'''

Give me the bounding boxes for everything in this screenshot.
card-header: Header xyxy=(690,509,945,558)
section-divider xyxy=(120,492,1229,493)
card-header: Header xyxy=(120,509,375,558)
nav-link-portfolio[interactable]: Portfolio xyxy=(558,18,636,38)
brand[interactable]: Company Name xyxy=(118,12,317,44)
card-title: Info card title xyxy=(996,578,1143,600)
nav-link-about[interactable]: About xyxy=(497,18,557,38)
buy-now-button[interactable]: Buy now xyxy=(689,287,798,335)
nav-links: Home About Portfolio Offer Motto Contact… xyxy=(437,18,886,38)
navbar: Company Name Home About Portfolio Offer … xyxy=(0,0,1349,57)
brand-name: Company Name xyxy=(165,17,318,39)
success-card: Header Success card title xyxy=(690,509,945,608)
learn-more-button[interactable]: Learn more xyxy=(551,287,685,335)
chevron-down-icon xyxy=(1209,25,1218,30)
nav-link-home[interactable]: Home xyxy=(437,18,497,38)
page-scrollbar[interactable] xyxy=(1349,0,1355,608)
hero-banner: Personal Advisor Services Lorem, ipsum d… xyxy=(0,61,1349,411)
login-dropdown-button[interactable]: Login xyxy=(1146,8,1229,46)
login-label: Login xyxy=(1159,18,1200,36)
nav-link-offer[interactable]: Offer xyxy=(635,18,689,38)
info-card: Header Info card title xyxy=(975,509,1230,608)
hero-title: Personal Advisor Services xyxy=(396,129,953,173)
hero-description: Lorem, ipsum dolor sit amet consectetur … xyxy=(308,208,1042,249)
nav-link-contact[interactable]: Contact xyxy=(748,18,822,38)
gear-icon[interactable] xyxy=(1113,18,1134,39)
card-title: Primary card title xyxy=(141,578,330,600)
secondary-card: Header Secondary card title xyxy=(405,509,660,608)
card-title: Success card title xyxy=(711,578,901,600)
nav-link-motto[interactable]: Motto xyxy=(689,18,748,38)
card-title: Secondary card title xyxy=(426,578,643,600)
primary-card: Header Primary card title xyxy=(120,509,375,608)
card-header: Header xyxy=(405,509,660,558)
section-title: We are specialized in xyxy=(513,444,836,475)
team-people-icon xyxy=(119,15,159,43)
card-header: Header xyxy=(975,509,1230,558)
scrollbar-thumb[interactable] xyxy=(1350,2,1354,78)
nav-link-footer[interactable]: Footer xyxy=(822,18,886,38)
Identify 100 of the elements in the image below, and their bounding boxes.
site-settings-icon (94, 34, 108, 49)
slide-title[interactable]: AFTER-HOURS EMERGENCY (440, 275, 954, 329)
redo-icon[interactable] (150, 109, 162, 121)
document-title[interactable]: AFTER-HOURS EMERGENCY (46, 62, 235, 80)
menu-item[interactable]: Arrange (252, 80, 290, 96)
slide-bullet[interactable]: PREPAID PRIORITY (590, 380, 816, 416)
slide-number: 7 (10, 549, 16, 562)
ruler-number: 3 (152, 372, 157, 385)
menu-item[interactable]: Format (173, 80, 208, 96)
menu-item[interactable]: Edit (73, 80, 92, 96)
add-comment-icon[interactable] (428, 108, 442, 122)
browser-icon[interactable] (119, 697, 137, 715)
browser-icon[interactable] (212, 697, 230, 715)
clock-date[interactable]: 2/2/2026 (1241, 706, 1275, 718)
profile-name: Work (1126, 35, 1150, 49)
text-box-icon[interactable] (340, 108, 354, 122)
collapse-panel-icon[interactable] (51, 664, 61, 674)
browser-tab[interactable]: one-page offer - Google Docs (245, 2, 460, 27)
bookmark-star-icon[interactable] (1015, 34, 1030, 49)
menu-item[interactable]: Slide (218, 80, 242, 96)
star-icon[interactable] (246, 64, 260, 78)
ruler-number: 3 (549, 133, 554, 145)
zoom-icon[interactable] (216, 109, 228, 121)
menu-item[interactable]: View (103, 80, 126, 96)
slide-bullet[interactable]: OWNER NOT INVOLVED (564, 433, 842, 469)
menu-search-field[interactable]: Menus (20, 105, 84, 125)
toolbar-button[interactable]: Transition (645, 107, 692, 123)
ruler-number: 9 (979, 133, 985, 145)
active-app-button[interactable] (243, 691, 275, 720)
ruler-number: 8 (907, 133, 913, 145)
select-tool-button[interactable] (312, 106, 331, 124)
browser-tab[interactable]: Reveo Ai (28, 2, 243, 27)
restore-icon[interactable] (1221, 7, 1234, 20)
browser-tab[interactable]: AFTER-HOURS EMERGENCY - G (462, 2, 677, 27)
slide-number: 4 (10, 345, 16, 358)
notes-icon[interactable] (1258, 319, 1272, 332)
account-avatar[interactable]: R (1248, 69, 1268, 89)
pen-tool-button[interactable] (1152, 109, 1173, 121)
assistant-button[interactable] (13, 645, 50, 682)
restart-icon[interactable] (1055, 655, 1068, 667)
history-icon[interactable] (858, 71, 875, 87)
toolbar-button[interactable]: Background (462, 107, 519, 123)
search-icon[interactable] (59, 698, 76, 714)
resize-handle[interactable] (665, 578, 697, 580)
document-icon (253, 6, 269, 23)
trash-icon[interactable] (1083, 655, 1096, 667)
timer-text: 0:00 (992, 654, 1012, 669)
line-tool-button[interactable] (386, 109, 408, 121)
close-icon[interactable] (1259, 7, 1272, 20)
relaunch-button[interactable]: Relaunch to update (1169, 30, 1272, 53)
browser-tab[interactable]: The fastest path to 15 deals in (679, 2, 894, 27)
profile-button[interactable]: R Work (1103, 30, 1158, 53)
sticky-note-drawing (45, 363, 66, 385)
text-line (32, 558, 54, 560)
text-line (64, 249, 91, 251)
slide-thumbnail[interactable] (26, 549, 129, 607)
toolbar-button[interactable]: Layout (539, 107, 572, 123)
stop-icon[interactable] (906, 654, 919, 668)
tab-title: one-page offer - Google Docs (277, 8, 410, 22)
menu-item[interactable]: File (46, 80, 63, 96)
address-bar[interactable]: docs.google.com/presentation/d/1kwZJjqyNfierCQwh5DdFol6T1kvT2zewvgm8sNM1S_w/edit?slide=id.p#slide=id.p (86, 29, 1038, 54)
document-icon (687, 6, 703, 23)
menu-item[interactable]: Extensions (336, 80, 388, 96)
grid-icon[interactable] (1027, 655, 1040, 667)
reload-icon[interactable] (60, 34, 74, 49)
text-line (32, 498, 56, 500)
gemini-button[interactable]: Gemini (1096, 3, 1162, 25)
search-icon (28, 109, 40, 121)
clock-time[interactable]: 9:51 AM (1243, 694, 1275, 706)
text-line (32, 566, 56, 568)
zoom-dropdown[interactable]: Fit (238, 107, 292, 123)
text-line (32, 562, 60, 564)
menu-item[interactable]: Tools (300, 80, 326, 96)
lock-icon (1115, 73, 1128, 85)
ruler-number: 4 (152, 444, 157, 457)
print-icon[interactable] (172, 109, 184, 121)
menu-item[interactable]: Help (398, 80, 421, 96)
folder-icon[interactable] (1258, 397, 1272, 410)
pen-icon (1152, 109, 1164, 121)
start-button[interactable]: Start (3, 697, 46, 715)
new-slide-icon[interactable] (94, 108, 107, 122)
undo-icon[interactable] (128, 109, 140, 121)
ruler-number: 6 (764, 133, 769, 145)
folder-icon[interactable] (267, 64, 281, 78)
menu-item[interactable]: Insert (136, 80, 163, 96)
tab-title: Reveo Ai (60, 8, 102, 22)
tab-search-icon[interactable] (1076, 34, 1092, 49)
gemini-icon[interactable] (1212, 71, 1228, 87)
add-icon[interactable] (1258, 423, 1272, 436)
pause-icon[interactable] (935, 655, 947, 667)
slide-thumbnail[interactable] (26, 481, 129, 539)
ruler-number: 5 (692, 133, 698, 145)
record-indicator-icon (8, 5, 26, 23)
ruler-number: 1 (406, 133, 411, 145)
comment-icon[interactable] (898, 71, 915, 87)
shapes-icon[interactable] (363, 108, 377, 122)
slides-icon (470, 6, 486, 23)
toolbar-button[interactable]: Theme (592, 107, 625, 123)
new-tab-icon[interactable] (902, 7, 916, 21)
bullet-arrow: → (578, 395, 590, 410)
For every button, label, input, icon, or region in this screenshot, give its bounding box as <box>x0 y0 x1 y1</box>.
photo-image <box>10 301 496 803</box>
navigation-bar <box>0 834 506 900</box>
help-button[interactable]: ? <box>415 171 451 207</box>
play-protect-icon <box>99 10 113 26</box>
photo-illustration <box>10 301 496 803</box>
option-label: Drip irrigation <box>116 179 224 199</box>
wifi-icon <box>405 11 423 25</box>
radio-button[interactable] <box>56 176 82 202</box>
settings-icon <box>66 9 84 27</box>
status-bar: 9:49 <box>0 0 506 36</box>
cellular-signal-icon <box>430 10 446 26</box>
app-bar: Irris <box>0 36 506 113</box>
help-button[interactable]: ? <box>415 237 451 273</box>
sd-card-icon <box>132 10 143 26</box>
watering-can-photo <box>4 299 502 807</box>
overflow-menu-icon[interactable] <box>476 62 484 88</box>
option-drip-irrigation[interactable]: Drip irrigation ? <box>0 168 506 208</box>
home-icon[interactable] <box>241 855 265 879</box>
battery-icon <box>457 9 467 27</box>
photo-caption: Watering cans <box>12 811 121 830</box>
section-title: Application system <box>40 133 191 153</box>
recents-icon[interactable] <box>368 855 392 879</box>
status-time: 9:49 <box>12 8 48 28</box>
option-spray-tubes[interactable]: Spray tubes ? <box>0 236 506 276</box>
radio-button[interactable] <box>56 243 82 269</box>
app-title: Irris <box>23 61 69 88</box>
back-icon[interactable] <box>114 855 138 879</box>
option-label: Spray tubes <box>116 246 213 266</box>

'''

Reproduce the listing word for word, from its first line through the line that contains "nav-link-about[interactable]: About xyxy=(497,18,557,38)", with both of these lines included.

Give me the bounding boxes for everything in this screenshot.
card-header: Header xyxy=(690,509,945,558)
section-divider xyxy=(120,492,1229,493)
card-header: Header xyxy=(120,509,375,558)
nav-link-portfolio[interactable]: Portfolio xyxy=(558,18,636,38)
brand[interactable]: Company Name xyxy=(118,12,317,44)
card-title: Info card title xyxy=(996,578,1143,600)
nav-link-about[interactable]: About xyxy=(497,18,557,38)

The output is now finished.